[start Records]
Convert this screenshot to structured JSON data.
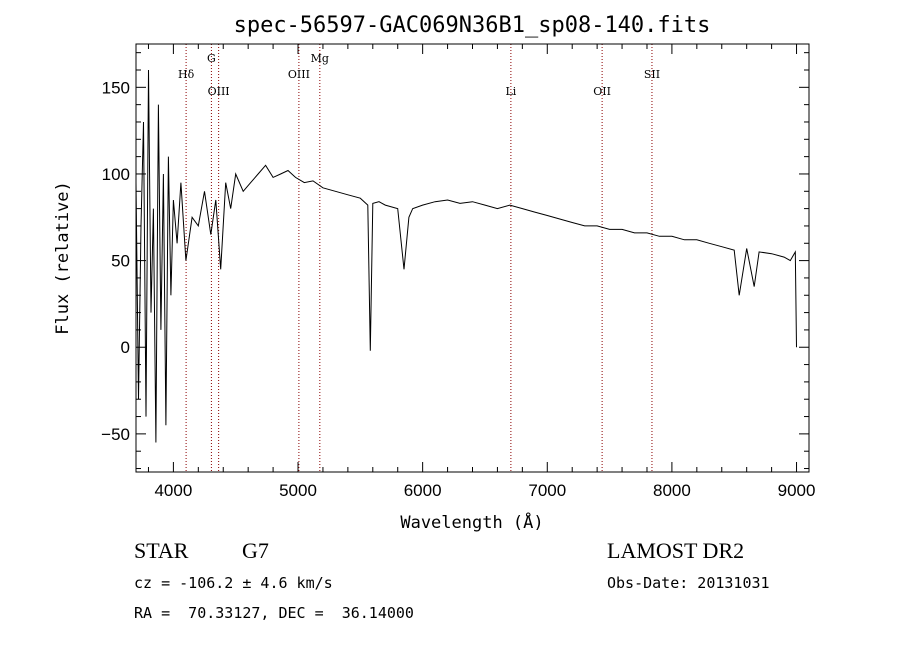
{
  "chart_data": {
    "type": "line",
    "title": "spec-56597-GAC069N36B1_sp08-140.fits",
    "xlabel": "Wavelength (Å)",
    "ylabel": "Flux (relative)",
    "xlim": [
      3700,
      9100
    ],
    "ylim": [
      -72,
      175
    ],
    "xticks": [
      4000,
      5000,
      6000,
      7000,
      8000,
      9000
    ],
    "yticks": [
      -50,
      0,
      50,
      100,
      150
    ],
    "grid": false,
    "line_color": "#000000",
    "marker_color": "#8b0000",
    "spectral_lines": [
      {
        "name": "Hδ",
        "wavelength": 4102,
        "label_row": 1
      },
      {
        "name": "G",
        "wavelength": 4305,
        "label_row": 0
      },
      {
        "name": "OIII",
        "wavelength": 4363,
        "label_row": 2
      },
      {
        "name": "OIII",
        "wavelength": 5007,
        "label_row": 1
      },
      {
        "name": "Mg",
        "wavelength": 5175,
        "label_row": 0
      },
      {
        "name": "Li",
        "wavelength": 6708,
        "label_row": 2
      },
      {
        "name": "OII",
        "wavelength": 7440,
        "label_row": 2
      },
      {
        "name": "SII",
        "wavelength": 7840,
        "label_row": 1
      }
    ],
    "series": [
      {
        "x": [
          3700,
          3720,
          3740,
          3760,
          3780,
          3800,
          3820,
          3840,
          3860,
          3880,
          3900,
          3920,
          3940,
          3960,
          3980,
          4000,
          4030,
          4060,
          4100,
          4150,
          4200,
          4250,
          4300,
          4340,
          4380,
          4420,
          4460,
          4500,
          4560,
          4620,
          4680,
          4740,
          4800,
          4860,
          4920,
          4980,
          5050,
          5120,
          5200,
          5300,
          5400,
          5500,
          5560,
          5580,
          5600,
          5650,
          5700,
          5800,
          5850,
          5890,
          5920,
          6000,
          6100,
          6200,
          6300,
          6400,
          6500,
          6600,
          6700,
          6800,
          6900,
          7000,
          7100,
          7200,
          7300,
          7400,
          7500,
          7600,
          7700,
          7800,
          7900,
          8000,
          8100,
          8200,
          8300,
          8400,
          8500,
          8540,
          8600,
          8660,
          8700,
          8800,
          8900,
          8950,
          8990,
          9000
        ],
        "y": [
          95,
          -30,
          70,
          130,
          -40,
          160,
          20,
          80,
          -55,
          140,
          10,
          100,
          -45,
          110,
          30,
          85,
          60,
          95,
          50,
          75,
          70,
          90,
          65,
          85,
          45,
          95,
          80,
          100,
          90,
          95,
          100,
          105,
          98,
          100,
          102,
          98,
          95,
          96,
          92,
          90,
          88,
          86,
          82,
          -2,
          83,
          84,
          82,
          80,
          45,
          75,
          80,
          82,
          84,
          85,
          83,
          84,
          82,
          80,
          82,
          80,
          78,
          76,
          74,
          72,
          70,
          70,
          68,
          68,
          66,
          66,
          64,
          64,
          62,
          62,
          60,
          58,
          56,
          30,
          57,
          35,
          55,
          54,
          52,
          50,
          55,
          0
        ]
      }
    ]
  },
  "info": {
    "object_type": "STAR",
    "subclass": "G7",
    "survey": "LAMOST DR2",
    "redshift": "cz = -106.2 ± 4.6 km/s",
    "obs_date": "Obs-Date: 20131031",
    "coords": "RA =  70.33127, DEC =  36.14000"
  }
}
[end Records]
**Task requirements:** Make an exact copy of the data above, pictures excluded.

**The response:**
Convert this screenshot to structured JSON data.
{
  "chart_data": {
    "type": "line",
    "title": "spec-56597-GAC069N36B1_sp08-140.fits",
    "xlabel": "Wavelength (Å)",
    "ylabel": "Flux (relative)",
    "xlim": [
      3700,
      9100
    ],
    "ylim": [
      -72,
      175
    ],
    "xticks": [
      4000,
      5000,
      6000,
      7000,
      8000,
      9000
    ],
    "yticks": [
      -50,
      0,
      50,
      100,
      150
    ],
    "grid": false,
    "line_color": "#000000",
    "marker_color": "#8b0000",
    "spectral_lines": [
      {
        "name": "Hδ",
        "wavelength": 4102,
        "label_row": 1
      },
      {
        "name": "G",
        "wavelength": 4305,
        "label_row": 0
      },
      {
        "name": "OIII",
        "wavelength": 4363,
        "label_row": 2
      },
      {
        "name": "OIII",
        "wavelength": 5007,
        "label_row": 1
      },
      {
        "name": "Mg",
        "wavelength": 5175,
        "label_row": 0
      },
      {
        "name": "Li",
        "wavelength": 6708,
        "label_row": 2
      },
      {
        "name": "OII",
        "wavelength": 7440,
        "label_row": 2
      },
      {
        "name": "SII",
        "wavelength": 7840,
        "label_row": 1
      }
    ],
    "series": [
      {
        "x": [
          3700,
          3720,
          3740,
          3760,
          3780,
          3800,
          3820,
          3840,
          3860,
          3880,
          3900,
          3920,
          3940,
          3960,
          3980,
          4000,
          4030,
          4060,
          4100,
          4150,
          4200,
          4250,
          4300,
          4340,
          4380,
          4420,
          4460,
          4500,
          4560,
          4620,
          4680,
          4740,
          4800,
          4860,
          4920,
          4980,
          5050,
          5120,
          5200,
          5300,
          5400,
          5500,
          5560,
          5580,
          5600,
          5650,
          5700,
          5800,
          5850,
          5890,
          5920,
          6000,
          6100,
          6200,
          6300,
          6400,
          6500,
          6600,
          6700,
          6800,
          6900,
          7000,
          7100,
          7200,
          7300,
          7400,
          7500,
          7600,
          7700,
          7800,
          7900,
          8000,
          8100,
          8200,
          8300,
          8400,
          8500,
          8540,
          8600,
          8660,
          8700,
          8800,
          8900,
          8950,
          8990,
          9000
        ],
        "y": [
          95,
          -30,
          70,
          130,
          -40,
          160,
          20,
          80,
          -55,
          140,
          10,
          100,
          -45,
          110,
          30,
          85,
          60,
          95,
          50,
          75,
          70,
          90,
          65,
          85,
          45,
          95,
          80,
          100,
          90,
          95,
          100,
          105,
          98,
          100,
          102,
          98,
          95,
          96,
          92,
          90,
          88,
          86,
          82,
          -2,
          83,
          84,
          82,
          80,
          45,
          75,
          80,
          82,
          84,
          85,
          83,
          84,
          82,
          80,
          82,
          80,
          78,
          76,
          74,
          72,
          70,
          70,
          68,
          68,
          66,
          66,
          64,
          64,
          62,
          62,
          60,
          58,
          56,
          30,
          57,
          35,
          55,
          54,
          52,
          50,
          55,
          0
        ]
      }
    ]
  },
  "info": {
    "object_type": "STAR",
    "subclass": "G7",
    "survey": "LAMOST DR2",
    "redshift": "cz = -106.2 ± 4.6 km/s",
    "obs_date": "Obs-Date: 20131031",
    "coords": "RA =  70.33127, DEC =  36.14000"
  }
}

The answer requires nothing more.